● **AIM**
Transcribe all of the material exactly. Any picture in it should be left out.

Extracted data entries

>>>

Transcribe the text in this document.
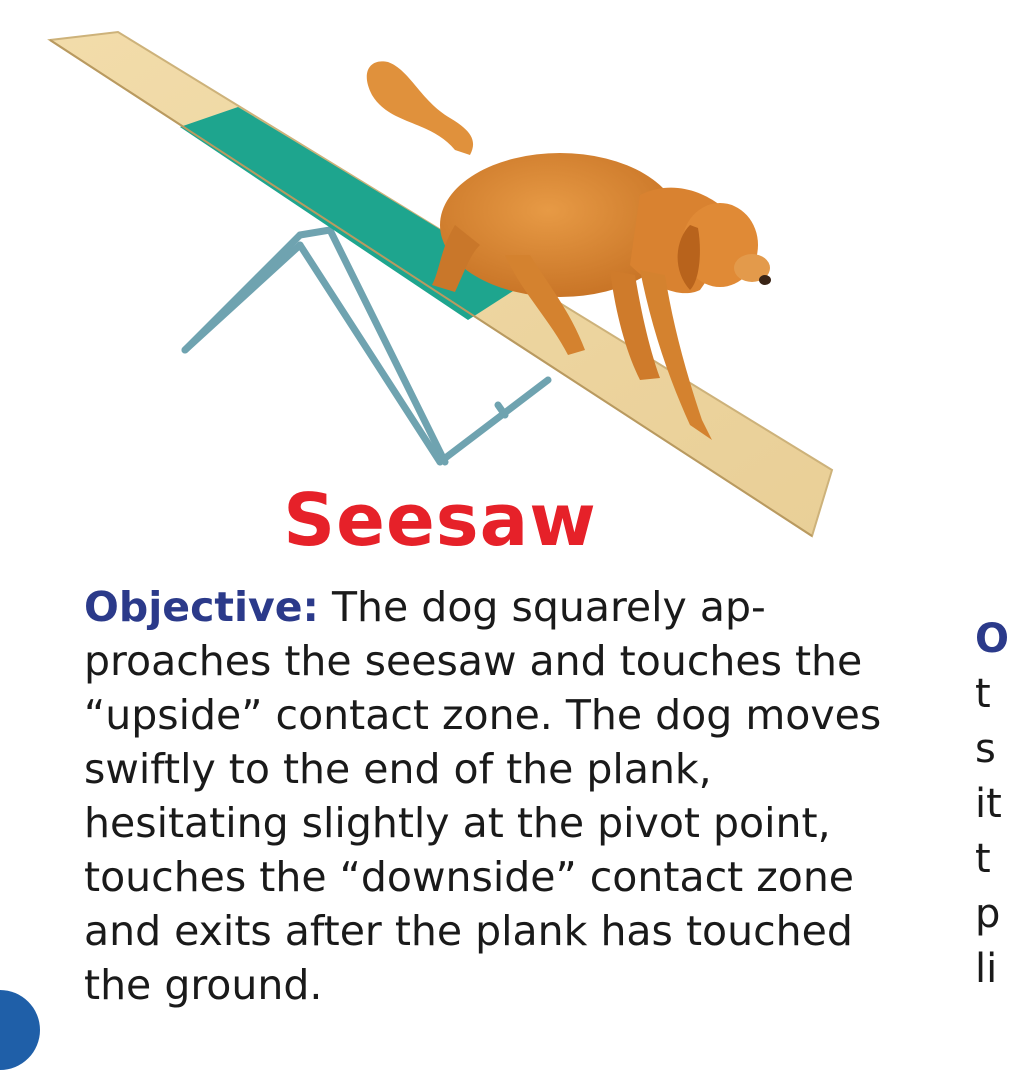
Seesaw
Objective: The dog squarely ap-
proaches the seesaw and touches the
“upside” contact zone. The dog moves
swiftly to the end of the plank,
hesitating slightly at the pivot point,
touches the “downside” contact zone
and exits after the plank has touched
the ground.
O
t
s
it
t
p
li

<<<

● **ANSWER BELOW**
Transcribe the text in this document.
Seesaw
Objective: The dog squarely ap-
proaches the seesaw and touches the
“upside” contact zone. The dog moves
swiftly to the end of the plank,
hesitating slightly at the pivot point,
touches the “downside” contact zone
and exits after the plank has touched
the ground.
O
t
s
it
t
p
li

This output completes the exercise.